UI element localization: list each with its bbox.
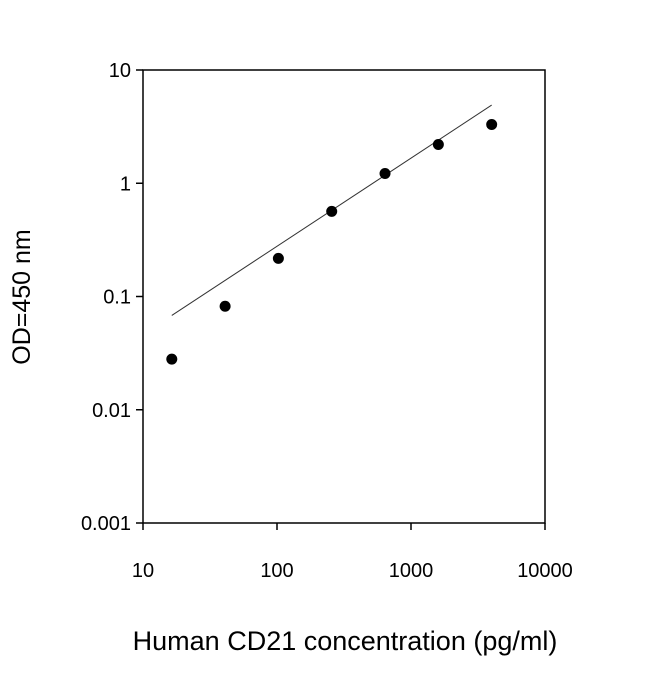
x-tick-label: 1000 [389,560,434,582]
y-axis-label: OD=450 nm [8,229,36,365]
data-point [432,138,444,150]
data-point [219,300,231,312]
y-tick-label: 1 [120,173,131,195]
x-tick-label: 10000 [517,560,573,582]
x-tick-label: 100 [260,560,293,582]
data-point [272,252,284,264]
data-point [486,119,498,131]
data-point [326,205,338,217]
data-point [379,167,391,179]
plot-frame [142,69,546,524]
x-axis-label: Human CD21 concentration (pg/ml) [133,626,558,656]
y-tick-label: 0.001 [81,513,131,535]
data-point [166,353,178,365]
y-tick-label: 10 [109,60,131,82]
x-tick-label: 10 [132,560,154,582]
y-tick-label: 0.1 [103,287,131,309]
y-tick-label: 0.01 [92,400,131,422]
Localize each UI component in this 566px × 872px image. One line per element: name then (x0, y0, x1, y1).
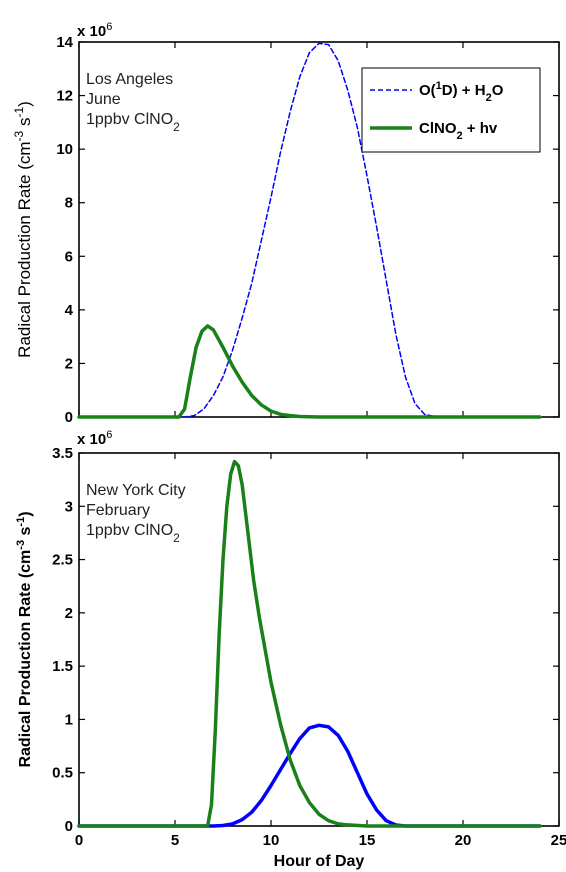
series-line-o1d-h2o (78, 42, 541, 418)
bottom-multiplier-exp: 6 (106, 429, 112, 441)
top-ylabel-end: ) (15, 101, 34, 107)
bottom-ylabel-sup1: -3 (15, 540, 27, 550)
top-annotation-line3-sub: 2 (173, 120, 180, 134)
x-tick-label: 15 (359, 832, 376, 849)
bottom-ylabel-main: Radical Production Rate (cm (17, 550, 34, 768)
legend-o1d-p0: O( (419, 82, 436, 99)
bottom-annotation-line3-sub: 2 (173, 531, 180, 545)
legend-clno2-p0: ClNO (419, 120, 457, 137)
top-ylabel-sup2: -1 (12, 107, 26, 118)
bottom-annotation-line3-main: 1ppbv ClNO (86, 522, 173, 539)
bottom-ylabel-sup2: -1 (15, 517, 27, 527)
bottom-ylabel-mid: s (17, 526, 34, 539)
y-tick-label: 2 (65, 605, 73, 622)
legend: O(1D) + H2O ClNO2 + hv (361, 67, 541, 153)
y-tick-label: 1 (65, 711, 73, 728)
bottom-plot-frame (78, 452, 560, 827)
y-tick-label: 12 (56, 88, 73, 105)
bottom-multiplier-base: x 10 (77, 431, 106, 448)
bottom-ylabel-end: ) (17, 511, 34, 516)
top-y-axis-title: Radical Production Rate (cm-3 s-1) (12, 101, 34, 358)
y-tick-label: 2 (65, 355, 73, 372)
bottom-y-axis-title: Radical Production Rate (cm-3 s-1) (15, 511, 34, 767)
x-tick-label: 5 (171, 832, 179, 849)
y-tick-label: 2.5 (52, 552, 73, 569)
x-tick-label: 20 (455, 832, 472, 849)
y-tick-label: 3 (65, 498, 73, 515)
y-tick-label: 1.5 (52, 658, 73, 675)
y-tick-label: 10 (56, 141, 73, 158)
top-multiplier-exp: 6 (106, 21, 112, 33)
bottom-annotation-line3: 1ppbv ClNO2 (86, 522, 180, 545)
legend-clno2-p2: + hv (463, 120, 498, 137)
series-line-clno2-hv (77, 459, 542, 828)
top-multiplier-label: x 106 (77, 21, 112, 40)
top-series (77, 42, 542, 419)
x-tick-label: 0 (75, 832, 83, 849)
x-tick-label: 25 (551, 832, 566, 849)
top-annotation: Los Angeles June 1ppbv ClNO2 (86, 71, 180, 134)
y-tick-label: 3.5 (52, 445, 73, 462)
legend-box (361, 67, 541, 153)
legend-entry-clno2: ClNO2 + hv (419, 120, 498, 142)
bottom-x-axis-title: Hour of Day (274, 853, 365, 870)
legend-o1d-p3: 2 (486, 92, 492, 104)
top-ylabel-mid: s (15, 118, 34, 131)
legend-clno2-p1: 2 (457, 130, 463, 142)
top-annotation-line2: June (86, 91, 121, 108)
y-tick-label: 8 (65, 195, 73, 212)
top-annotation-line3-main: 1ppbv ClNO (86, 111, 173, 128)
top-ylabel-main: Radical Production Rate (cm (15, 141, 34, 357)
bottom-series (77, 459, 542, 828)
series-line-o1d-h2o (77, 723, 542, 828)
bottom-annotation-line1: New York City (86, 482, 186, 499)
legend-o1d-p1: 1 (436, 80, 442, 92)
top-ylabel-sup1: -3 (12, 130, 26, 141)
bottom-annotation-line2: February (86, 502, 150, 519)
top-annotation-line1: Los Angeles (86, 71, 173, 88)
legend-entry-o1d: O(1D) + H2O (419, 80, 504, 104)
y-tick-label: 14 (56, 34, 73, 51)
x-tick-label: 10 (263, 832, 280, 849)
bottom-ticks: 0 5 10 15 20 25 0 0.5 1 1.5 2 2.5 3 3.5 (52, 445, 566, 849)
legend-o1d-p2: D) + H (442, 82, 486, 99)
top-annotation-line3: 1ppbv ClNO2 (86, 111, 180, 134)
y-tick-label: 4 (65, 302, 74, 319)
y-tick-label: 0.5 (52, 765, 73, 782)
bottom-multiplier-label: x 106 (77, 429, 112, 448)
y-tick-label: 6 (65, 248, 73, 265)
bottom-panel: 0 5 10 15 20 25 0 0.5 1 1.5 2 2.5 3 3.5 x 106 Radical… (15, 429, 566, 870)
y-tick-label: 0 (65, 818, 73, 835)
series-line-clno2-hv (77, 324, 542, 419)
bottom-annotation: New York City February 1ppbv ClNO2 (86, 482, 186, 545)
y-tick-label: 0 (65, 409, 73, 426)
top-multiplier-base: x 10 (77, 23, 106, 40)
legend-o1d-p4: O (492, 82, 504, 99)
━━━
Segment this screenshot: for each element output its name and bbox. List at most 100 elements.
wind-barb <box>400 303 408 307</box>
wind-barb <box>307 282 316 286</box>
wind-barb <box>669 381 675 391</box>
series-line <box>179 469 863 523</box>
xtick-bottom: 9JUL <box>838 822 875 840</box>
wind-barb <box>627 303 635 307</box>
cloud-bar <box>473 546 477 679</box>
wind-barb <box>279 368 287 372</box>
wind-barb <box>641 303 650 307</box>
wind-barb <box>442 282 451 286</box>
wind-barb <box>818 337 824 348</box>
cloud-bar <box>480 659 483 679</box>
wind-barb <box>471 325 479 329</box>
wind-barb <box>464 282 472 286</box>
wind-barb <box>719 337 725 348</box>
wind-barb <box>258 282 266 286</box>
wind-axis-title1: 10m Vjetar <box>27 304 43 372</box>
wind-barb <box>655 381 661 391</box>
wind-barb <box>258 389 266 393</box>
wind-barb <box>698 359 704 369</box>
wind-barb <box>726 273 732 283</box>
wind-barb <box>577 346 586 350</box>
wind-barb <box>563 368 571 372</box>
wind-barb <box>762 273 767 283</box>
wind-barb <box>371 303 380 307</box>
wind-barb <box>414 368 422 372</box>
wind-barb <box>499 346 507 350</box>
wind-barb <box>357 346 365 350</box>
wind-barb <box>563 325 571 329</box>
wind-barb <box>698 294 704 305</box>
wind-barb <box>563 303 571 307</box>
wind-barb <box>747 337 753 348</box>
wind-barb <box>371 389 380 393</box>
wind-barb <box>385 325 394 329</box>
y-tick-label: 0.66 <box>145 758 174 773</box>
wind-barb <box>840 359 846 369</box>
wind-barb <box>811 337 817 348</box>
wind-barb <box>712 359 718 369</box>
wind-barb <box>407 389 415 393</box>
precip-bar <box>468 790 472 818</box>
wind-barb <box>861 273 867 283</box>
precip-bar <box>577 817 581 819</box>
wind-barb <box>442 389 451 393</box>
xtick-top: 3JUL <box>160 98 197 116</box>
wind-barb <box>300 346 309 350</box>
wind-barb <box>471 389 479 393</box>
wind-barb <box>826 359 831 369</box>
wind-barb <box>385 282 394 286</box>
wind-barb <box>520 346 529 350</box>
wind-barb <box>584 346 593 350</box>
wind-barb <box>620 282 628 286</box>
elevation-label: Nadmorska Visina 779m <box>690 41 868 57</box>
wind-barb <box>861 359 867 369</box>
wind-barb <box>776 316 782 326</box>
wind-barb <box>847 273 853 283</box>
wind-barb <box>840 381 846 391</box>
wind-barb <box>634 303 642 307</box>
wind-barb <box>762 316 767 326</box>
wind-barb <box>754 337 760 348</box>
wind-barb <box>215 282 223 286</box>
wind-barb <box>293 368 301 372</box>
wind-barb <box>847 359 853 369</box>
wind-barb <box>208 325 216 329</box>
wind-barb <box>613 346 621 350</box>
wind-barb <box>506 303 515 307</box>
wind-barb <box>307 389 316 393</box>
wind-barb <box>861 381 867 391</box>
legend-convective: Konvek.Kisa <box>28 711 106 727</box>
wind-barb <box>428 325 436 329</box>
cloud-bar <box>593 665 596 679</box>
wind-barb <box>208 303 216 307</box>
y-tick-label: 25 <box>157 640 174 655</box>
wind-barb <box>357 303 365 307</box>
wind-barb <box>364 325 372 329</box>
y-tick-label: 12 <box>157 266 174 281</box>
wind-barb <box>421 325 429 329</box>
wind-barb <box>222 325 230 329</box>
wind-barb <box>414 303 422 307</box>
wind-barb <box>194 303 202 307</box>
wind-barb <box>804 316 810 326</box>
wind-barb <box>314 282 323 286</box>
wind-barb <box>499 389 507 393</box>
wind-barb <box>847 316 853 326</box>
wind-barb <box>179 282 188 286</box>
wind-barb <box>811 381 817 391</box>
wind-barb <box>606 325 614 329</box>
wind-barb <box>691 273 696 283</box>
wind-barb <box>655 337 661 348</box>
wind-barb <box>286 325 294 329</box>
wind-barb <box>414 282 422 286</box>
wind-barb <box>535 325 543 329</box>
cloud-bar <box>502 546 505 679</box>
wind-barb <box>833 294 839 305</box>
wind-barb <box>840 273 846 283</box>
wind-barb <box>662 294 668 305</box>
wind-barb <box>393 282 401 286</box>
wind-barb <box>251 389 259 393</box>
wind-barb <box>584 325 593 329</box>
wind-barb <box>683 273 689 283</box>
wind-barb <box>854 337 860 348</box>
━━━
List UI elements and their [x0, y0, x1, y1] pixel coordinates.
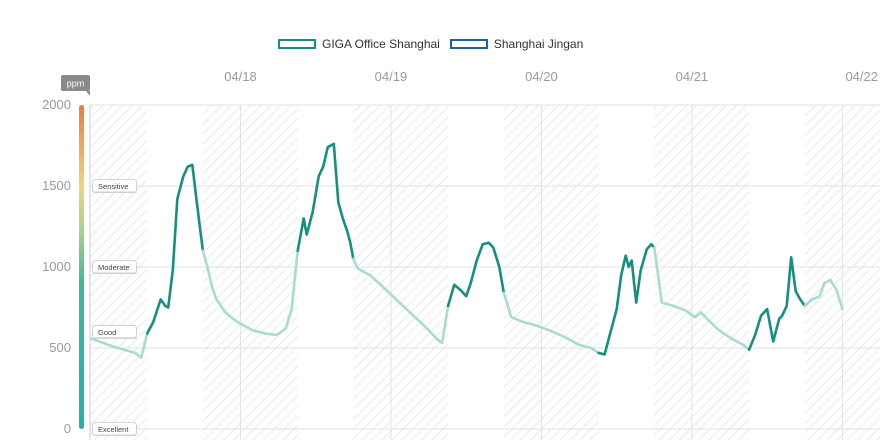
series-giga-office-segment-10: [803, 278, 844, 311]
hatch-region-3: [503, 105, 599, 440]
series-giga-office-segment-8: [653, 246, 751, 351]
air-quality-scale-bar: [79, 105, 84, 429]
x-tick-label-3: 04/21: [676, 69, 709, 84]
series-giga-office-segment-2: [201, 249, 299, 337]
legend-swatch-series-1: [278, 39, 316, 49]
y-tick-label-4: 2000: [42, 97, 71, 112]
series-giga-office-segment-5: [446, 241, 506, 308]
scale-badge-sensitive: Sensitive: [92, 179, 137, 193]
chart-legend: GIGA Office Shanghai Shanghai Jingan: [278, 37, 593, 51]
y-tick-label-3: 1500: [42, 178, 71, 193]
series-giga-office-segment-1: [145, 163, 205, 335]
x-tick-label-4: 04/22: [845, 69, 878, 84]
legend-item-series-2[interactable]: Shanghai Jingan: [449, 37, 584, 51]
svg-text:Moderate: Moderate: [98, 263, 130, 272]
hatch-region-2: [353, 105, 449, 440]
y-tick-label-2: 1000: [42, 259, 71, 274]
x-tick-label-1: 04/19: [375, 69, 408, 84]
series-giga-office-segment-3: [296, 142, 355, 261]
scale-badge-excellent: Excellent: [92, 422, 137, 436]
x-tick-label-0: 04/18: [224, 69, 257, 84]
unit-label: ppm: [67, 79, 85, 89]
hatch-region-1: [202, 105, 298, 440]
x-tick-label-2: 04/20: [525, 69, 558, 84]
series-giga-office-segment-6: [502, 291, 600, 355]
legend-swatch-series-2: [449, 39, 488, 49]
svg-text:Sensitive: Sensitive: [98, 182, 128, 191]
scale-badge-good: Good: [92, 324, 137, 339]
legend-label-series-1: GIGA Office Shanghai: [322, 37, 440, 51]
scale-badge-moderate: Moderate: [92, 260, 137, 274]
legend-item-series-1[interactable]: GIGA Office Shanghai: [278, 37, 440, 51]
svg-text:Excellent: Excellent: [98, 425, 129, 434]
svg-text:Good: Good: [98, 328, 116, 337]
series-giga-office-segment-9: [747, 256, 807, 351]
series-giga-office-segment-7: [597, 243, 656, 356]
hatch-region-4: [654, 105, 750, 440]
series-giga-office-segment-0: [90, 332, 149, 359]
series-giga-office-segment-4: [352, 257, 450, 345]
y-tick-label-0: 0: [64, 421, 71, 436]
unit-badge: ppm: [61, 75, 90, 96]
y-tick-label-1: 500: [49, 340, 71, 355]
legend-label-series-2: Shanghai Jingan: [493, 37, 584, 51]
━━━
**WHAT TO DO**
Rewrite the data from the line containing "x-tick-label: 1000 [389,560,434,582]" through the line containing "y-tick-label: 0.1 [103,287,131,309]", both included, as a JSON list of strings with one string per line and no blank lines.

**RESULT OF THE TASK**
[
  "x-tick-label: 1000 [389,560,434,582]",
  "y-axis-label: OD=450 nm [8,229,36,365]",
  "data-point [432,138,444,150]",
  "data-point [219,300,231,312]",
  "y-tick-label: 1 [120,173,131,195]",
  "x-tick-label: 10000 [517,560,573,582]",
  "x-tick-label: 100 [260,560,293,582]",
  "data-point [272,252,284,264]",
  "data-point [486,119,498,131]",
  "data-point [326,205,338,217]",
  "data-point [379,167,391,179]",
  "plot-frame [142,69,546,524]",
  "x-axis-label: Human CD21 concentration (pg/ml) [133,626,558,656]",
  "y-tick-label: 0.001 [81,513,131,535]",
  "data-point [166,353,178,365]",
  "y-tick-label: 10 [109,60,131,82]",
  "x-tick-label: 10 [132,560,154,582]",
  "y-tick-label: 0.1 [103,287,131,309]"
]